WHAT THE TASK REQUIRES
Write out the part of the Ransford Addo profile below from "- 2000–2005: Club" to "Paphos / 19 / (0)", word for word.

Ransford Addo

Personal information
- Full name: Ransford Akwei Addo
- Date of birth: 21 July 1983 (age 42)
- Place of birth: Accra, Ghana
- Height: 1.85 m (6 ft 1 in)
- Positions: Central defender; defensive midfielder;

Youth career
- 1996–1998: Ken Harrison Babies Colts FC
- 1998–1999: Bordeaux

Senior career*
- Years: Team / Apps / (Gls)
- 2000–2005: Club Brugge
- 2005–2006: SWI Harelbeke / 32 / (3)
- 2006–2007: Deinze / 34 / (4)
- 2007–2010: Royal Antwerp / 124 / (0)
- 2011: AEP Paphos / 19 / (0)
- 2012–2014: Shanghai SIPG / 82 / (1)
- 2015: Wuhan Zall / 30 / (2)
- 2016–2017: K. Berchem Sport / 27 / (0)

= Ransford Addo =

Belgian professional footballer (born 1983)

STUDY MATERIAL
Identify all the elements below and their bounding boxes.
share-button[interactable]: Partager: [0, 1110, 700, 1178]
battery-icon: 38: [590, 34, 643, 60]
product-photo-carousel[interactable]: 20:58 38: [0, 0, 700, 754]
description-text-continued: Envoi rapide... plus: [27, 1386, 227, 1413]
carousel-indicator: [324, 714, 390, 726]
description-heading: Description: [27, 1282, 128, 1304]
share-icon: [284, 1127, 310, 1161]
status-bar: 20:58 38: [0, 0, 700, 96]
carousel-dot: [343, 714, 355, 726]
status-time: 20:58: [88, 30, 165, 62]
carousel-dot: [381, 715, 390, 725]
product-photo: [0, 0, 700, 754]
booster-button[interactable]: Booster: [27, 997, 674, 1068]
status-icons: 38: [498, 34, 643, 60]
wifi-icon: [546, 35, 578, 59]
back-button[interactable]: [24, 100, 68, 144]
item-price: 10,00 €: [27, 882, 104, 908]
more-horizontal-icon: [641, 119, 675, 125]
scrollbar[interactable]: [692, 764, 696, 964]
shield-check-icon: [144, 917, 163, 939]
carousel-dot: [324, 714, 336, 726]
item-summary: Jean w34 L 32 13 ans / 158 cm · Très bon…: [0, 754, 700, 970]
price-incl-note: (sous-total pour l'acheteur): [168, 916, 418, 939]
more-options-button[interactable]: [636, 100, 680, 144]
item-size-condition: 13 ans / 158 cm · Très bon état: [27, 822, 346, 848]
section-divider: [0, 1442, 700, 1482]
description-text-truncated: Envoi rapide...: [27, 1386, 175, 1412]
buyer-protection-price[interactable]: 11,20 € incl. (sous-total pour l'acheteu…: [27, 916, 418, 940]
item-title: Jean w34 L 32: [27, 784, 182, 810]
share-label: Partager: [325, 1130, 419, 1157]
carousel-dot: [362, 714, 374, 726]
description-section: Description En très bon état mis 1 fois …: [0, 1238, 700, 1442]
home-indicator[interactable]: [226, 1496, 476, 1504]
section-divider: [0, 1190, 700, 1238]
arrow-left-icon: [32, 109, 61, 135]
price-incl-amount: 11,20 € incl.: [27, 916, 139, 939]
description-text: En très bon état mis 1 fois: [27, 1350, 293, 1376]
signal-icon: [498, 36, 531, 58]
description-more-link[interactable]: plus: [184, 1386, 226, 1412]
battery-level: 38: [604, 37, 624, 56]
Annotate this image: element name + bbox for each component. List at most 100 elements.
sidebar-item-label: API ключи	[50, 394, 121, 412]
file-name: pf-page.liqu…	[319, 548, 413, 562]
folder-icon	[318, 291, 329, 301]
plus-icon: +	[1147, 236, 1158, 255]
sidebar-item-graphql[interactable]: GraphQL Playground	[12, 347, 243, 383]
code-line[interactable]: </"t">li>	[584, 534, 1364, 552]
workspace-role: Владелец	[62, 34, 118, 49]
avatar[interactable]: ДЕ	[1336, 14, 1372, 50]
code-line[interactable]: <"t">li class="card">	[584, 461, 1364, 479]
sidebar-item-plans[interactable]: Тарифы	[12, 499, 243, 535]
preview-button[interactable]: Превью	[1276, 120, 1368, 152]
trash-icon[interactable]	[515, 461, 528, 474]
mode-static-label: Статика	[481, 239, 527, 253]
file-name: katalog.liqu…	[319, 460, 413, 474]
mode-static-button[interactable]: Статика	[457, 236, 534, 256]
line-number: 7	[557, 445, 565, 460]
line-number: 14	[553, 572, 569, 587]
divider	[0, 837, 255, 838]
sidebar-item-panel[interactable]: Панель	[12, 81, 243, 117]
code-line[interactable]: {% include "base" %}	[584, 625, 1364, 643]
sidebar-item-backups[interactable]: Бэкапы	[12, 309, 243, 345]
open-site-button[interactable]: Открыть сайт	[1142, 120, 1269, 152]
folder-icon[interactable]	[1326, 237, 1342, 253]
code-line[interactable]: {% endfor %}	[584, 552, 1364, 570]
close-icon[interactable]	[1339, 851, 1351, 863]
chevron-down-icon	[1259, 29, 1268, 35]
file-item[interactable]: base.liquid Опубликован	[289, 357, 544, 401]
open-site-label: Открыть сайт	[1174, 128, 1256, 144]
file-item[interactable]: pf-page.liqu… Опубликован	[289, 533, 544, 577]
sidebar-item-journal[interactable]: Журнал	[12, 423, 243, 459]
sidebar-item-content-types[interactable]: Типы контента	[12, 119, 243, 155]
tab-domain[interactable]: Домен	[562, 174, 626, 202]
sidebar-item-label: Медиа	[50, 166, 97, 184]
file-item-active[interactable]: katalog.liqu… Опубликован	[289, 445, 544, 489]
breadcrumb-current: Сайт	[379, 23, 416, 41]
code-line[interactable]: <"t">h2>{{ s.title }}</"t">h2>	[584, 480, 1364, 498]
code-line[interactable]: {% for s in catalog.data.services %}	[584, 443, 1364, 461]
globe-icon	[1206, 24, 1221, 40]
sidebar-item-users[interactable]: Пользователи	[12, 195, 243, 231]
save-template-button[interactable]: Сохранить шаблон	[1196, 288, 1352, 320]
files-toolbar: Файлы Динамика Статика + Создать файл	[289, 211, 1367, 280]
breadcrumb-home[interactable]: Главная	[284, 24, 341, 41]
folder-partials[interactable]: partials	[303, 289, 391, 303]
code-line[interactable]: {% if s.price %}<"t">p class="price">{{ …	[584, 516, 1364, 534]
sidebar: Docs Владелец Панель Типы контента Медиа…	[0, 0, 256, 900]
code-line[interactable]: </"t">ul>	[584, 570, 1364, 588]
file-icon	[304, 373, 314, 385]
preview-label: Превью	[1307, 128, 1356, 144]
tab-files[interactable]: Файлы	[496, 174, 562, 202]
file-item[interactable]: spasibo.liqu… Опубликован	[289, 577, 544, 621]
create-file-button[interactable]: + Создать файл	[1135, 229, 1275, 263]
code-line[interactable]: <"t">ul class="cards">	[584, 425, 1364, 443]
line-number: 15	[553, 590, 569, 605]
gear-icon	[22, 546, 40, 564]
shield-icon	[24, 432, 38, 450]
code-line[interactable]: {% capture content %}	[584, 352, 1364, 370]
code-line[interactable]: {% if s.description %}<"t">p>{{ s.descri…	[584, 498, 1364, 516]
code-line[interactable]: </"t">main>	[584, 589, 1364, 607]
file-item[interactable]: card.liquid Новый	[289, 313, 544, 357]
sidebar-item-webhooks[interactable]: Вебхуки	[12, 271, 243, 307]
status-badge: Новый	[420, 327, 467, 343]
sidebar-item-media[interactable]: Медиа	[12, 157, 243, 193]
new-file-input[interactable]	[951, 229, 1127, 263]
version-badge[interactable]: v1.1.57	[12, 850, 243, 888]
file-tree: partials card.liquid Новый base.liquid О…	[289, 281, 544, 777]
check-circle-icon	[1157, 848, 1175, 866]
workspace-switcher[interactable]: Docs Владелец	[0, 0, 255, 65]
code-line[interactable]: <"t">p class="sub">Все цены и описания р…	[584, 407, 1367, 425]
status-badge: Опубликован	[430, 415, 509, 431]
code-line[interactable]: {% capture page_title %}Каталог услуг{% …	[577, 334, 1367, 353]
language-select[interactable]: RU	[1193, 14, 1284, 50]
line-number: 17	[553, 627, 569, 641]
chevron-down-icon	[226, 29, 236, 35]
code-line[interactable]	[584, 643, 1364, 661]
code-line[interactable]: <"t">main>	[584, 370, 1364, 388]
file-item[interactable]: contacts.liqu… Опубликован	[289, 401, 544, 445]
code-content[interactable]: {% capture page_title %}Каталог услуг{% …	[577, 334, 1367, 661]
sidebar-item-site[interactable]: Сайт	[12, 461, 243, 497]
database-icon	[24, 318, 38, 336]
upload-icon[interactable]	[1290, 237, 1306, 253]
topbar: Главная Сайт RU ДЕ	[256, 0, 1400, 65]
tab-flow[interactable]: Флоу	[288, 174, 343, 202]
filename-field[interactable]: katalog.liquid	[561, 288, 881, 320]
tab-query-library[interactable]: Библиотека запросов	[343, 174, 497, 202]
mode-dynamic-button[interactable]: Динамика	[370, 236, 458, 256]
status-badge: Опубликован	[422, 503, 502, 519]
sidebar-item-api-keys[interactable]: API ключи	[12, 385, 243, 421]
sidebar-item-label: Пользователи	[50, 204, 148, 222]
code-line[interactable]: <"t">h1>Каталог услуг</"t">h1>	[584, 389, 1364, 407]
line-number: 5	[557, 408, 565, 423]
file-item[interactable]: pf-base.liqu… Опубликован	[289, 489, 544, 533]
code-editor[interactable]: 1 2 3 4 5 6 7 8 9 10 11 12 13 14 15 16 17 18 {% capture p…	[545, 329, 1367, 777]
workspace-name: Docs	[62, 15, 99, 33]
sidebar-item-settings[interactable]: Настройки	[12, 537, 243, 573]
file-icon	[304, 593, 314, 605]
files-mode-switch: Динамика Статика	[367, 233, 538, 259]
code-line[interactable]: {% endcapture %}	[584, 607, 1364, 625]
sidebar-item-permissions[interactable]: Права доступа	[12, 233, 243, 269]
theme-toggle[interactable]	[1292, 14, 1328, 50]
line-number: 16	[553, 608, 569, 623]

ANSWER TO THIS EXERCISE
- 2000–2005: Club Brugge
- 2005–2006: SWI Harelbeke / 32 / (3)
- 2006–2007: Deinze / 34 / (4)
- 2007–2010: Royal Antwerp / 124 / (0)
- 2011: AEP Paphos / 19 / (0)